REQUEST
In the technical report abstract below, list every approximation ratio the authors claim, each with the problem and case it applies to.

SELECTION
· · · · ·

Department of Applied Mathematics & Physics, Kyoto University
Technical Report 2017-001 (April 26, 2017)
Routing of Carrier-Vehicle Systems with Dedicated Last-Stretch Delivery Vehicle
by Mohd Shahrizan bin Othman, Aleksandar Shurbevski, and Hiroshi Nagamochi
We examine a routing problem arising when an unmanned aerial vehicle (UAV),
or drone, is used in the last-stretch of parcel delivery to an end customer. In the
scenario that we study, a delivery truck is dispatched carrying a shipment of parcels
to be delivered to customers, and it is required to end its route at a predetermined
location, which is not necessarily the same as the starting location. A drone
is charged with making the last-stretch delivery of a parcel from the truck to a
customerfs doorstep. Given a set of customers to be served, and a set of rendezvous
points where the drone can meet with the truck to pick up a parcel, we ask to
determine a route for the truck and an assignment for the drone to deliver parcels
between rendezvous points and customers, such that all parcels are delivered to
end customers in the minimum amount of time. We model this problem as a
problem of finding a special type of a path in a graph. We introduce two problem
models: the No-Wait Transit Last-Stretch Delivery Problem (NW-TLSDP), and the
Transit Last-Stretch Delivery Problem (TLSDP). Both of these graph problems are
NP-hard, and we propose polynomial time approximation algorithms for each of
the problem settings. We show that in metric graphs, there is a 2.6-approximation
algorithm for the NW-TLSDP, and a 2.5-approximation algorithm for the special
case when the given terminating location for the truck is the same as the starting
one. Further, we show a 1.6-approximation algorithm for the TLSDP in a metric
graph, and a 1.5-approximation algorithm for the special case of identical starting
and ending locations of the truck.

· · · · ·

RECORDS PROVIDED

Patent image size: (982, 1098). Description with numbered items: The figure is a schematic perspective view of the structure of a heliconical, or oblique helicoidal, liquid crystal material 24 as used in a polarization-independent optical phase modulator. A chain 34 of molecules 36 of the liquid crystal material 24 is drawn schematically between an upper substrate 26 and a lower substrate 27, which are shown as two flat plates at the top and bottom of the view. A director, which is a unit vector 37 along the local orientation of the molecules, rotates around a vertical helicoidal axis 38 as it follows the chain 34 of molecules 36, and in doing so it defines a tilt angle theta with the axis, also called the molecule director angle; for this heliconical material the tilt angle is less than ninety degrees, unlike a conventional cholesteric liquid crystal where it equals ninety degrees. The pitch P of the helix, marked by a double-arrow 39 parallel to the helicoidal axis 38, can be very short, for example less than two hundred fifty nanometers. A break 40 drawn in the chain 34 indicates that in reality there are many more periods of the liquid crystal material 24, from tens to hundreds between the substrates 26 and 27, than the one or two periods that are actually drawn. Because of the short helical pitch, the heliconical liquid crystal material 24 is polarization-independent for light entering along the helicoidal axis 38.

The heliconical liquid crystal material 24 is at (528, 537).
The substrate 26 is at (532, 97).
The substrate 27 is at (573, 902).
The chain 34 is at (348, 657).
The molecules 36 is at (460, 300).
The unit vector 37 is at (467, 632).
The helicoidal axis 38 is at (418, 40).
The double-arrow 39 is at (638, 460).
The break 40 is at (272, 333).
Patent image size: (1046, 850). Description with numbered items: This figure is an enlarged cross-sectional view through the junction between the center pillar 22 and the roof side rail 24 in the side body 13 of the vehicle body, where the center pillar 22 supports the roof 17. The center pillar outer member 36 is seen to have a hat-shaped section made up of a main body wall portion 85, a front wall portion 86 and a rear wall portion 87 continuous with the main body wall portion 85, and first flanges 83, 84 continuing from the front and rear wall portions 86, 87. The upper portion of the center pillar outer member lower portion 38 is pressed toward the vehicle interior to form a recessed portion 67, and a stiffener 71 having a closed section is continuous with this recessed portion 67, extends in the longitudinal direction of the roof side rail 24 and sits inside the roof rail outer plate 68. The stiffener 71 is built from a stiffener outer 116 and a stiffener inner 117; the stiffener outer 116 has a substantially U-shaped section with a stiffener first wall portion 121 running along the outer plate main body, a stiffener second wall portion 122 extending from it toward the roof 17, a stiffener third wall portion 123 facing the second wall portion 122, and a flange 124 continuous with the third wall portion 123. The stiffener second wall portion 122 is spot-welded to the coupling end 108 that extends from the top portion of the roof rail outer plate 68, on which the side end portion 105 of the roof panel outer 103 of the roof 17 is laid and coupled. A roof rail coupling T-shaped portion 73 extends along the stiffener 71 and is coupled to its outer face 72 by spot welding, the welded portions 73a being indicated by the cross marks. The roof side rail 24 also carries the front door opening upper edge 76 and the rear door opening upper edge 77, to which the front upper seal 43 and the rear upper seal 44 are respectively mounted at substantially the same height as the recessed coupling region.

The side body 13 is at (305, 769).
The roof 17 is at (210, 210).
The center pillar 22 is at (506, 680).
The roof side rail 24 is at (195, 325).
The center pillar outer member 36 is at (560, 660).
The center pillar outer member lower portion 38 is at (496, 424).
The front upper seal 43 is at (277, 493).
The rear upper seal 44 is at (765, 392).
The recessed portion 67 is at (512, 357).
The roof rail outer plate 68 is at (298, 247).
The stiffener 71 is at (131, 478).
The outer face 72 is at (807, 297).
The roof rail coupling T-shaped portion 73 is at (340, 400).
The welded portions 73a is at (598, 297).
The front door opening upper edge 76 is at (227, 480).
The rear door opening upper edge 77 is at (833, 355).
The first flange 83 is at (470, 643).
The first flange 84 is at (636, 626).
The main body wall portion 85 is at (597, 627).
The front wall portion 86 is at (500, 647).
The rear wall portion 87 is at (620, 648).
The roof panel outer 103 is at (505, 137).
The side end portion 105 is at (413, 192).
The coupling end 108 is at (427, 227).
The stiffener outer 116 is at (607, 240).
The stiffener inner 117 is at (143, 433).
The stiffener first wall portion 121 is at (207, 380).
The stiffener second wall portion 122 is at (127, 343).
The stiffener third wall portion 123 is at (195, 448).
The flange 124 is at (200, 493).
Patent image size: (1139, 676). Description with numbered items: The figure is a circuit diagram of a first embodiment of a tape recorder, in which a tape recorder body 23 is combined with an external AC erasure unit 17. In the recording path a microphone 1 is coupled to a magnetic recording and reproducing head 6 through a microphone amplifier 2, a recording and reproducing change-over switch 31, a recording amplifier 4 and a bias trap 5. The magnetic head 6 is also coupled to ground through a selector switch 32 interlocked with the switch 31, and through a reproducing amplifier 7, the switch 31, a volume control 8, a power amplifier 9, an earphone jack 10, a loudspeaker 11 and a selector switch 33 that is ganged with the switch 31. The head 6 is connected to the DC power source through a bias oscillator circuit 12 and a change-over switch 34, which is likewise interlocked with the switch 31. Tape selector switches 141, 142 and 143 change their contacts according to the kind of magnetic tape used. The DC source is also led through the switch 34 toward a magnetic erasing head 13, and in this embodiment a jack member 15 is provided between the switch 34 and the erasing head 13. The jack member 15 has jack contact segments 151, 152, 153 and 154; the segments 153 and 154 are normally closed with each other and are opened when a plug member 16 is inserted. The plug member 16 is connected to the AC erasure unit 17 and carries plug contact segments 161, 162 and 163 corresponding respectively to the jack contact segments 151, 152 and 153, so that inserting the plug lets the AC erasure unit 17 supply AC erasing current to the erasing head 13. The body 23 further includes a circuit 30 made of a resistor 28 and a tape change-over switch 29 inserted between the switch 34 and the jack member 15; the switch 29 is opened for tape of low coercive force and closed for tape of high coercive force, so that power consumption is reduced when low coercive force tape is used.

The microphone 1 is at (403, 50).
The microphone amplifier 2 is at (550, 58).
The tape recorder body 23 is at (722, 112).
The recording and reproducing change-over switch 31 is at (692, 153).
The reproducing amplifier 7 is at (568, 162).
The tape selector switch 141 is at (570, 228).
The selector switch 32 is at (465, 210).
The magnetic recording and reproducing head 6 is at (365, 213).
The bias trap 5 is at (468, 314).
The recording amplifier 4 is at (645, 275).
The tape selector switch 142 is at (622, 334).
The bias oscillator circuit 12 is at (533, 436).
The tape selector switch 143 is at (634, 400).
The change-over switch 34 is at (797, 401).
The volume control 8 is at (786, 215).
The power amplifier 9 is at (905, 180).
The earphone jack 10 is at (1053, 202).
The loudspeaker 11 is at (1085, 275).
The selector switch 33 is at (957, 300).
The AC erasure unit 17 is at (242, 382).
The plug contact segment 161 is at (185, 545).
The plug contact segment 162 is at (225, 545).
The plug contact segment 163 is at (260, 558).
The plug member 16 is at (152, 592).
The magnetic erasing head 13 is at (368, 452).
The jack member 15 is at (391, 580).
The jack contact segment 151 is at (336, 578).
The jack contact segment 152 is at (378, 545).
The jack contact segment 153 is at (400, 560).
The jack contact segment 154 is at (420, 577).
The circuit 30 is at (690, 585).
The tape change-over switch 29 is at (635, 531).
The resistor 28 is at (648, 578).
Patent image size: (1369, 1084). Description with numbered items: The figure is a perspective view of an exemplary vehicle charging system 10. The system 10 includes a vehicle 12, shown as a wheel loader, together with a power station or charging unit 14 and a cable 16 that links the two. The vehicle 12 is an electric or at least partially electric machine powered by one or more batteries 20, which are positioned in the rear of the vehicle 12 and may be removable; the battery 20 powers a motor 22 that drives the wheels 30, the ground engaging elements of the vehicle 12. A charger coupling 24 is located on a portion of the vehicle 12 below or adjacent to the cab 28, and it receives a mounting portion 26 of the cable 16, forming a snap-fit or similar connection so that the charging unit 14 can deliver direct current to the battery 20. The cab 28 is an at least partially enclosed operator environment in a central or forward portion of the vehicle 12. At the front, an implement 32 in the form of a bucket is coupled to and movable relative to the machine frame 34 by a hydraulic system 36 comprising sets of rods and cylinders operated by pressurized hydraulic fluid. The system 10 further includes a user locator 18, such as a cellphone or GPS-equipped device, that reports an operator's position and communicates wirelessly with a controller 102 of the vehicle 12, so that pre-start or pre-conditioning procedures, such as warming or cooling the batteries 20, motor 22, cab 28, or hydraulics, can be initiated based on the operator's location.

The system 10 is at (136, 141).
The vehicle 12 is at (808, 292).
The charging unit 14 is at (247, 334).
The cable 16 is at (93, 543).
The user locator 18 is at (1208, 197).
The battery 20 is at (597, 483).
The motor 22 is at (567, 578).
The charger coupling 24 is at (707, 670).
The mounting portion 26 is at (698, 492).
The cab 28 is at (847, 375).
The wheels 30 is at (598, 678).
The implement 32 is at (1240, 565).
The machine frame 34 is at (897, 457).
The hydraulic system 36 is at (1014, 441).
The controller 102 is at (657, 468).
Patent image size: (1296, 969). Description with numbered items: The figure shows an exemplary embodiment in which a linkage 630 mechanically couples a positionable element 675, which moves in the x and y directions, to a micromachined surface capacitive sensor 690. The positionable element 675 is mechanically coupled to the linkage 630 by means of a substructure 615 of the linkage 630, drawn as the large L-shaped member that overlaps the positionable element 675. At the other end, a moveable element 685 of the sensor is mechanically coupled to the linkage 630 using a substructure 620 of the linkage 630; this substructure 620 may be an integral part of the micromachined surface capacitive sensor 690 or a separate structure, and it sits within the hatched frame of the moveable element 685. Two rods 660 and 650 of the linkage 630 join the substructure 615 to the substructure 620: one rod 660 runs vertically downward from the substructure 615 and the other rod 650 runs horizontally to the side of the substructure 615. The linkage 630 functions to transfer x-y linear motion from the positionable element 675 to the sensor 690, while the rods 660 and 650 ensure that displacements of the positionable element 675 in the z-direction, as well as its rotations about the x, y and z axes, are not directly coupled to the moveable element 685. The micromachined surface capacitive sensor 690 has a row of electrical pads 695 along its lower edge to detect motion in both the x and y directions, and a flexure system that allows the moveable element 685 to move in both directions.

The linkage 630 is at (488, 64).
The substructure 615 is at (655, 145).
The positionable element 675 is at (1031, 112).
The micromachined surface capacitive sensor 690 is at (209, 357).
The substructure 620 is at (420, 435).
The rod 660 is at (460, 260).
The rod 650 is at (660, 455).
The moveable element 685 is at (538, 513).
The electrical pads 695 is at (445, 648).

· · · · ·

CORRECT ANSWER
- 2.6: the NW-TLSDP in metric graphs
- 2.5: the NW-TLSDP in the special case where the truck's terminating location is the same as its starting one
- 1.6: the TLSDP in a metric graph
- 1.5: the TLSDP in the special case of identical starting and ending locations of the truck